▶ Exercise task
Please work out how many lines in the material contain "목포새한교회" and give only that figure.

▶ Supplied records
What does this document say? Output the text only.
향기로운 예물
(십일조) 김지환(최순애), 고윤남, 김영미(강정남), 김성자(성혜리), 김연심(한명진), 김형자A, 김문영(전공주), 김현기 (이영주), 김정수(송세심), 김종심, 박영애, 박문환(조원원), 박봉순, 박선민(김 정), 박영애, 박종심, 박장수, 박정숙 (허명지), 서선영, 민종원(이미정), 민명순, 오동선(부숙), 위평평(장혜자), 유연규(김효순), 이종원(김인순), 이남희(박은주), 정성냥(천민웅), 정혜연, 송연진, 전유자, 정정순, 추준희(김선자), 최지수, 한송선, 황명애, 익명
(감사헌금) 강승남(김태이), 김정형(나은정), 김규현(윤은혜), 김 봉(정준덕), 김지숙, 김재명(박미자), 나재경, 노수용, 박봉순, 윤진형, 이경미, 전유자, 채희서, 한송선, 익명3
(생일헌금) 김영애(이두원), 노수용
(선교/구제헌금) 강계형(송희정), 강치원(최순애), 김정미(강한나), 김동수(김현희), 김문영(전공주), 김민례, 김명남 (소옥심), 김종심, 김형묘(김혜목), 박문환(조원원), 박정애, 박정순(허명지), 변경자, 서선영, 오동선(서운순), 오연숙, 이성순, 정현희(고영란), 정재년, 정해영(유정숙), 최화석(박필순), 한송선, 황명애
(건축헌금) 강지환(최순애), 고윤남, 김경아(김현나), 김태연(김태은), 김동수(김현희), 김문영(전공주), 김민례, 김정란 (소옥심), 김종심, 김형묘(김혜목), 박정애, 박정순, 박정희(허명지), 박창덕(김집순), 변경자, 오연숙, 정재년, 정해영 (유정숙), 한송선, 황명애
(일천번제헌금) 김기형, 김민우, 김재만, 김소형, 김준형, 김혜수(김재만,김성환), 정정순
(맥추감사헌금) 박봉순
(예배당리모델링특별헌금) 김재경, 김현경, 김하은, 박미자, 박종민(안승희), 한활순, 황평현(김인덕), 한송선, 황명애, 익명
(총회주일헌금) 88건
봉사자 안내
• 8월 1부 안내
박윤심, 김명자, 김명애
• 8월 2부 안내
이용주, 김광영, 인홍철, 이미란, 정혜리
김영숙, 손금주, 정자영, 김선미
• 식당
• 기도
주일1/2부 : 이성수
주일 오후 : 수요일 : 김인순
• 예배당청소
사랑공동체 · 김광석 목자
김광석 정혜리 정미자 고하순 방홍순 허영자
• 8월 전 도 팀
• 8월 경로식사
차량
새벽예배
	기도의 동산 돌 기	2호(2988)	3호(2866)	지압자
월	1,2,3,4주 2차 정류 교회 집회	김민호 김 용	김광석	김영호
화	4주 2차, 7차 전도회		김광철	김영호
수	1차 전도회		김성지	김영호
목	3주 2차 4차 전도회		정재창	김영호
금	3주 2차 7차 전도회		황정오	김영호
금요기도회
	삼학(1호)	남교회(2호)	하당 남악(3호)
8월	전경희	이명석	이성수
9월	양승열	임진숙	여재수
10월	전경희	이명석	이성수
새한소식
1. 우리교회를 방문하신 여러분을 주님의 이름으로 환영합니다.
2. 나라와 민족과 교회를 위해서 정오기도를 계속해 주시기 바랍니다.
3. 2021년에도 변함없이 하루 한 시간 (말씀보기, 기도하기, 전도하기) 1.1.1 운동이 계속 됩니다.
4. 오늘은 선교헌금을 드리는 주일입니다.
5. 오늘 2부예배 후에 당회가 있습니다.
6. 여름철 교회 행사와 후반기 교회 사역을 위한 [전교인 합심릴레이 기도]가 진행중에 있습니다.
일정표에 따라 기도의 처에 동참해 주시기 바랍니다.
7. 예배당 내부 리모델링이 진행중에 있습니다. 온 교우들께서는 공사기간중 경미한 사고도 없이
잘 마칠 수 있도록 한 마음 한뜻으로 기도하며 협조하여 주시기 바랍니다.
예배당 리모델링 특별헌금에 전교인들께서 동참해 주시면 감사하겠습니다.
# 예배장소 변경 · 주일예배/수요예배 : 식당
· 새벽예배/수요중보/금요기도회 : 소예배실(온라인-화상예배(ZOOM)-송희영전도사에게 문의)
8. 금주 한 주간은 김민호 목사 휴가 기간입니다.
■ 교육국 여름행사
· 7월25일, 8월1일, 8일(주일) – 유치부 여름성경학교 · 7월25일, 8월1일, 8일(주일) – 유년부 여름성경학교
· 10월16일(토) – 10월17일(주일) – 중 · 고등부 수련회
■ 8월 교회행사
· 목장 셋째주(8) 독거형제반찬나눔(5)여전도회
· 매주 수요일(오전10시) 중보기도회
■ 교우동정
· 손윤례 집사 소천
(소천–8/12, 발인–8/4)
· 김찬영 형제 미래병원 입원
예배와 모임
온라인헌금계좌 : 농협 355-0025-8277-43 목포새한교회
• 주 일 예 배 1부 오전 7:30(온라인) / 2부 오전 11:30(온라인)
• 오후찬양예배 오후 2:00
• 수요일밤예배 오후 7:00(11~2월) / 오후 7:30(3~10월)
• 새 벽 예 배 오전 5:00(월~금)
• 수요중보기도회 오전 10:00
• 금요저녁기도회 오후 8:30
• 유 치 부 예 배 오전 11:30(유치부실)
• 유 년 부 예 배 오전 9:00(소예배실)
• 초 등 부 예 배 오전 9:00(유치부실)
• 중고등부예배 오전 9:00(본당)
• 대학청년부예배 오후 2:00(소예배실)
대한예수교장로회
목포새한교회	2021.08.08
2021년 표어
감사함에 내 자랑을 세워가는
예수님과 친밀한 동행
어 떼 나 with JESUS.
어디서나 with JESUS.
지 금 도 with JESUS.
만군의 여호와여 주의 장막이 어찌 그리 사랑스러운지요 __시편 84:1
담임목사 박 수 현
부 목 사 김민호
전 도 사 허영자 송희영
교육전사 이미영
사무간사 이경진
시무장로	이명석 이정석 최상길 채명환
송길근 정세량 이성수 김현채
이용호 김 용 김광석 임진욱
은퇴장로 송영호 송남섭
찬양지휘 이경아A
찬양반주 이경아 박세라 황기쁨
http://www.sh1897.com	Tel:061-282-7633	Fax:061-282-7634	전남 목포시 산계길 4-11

▶ Answer to the problem
2